**Collection entries:**
┄┄┄┄┄┄┄┄┄┄┄┄┄┄┄┄┄┄┄┄
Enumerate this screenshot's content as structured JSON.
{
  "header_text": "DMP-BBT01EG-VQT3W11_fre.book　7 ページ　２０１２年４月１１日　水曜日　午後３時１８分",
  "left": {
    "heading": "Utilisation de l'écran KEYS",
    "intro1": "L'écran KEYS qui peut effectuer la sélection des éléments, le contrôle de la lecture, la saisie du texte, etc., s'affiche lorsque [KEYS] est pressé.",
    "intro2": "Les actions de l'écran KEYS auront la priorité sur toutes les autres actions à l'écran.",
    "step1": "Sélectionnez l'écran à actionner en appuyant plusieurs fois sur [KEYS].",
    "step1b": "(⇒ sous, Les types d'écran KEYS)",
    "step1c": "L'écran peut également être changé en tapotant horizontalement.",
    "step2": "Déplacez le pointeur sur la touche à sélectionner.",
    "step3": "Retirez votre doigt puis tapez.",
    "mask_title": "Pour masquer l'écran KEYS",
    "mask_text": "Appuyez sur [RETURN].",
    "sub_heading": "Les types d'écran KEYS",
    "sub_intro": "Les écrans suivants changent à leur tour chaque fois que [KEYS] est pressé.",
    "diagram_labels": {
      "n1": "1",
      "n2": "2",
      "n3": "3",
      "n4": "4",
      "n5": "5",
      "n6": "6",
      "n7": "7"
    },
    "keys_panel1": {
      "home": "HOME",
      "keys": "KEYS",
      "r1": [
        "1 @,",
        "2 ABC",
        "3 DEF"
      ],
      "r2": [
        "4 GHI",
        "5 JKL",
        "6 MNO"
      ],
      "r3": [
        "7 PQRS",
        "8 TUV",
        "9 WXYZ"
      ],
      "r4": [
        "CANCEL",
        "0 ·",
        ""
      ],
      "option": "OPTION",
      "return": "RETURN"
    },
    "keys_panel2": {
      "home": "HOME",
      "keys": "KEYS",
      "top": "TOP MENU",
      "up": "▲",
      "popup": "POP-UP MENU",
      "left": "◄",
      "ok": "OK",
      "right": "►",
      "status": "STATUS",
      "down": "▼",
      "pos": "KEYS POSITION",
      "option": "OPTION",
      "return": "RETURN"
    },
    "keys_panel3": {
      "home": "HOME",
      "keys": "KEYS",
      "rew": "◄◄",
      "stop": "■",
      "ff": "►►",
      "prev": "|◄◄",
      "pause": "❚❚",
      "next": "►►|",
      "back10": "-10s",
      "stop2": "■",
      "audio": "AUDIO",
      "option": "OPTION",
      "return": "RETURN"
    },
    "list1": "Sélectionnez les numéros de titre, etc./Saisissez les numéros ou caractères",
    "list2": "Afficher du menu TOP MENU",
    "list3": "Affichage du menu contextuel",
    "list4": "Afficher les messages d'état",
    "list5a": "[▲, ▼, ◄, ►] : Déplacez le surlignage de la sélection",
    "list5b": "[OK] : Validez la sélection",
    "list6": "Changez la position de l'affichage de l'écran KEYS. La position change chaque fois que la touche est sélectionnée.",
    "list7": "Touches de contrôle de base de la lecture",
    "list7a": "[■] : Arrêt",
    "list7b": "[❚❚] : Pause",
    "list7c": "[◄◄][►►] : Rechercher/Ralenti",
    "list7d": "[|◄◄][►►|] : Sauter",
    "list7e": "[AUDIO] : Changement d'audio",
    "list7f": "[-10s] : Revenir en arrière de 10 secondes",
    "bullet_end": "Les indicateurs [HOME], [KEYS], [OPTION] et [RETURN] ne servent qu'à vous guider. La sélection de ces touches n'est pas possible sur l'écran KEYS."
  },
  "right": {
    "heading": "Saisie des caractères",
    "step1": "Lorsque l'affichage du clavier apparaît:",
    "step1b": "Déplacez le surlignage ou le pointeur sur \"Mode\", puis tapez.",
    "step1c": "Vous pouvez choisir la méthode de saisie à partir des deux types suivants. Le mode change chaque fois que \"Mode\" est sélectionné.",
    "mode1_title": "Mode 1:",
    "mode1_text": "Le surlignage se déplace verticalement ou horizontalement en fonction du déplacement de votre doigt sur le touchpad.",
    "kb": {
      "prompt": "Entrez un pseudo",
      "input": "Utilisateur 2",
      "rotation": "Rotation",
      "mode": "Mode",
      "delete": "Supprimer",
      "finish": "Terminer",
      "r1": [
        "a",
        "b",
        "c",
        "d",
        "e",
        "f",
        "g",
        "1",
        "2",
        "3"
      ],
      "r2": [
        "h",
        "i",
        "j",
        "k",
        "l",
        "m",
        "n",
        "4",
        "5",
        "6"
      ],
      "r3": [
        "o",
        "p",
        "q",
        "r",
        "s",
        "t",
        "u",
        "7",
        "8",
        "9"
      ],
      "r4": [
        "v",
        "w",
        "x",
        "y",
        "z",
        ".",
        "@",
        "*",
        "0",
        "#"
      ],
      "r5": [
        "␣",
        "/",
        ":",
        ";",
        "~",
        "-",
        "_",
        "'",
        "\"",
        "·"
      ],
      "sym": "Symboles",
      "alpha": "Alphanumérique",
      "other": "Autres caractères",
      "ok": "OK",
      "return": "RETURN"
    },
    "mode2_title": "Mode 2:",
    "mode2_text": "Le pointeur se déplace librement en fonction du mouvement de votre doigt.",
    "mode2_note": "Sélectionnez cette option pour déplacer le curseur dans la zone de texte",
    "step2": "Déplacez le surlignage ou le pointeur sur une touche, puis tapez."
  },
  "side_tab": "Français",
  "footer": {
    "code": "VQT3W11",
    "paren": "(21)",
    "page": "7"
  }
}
┄┄┄┄┄┄┄┄┄┄┄┄┄┄┄┄┄┄┄┄
**Task to carry out:**
In the records above, how many lines include "horizontalement"? Give that number and nothing more.

**Expected answer:**
2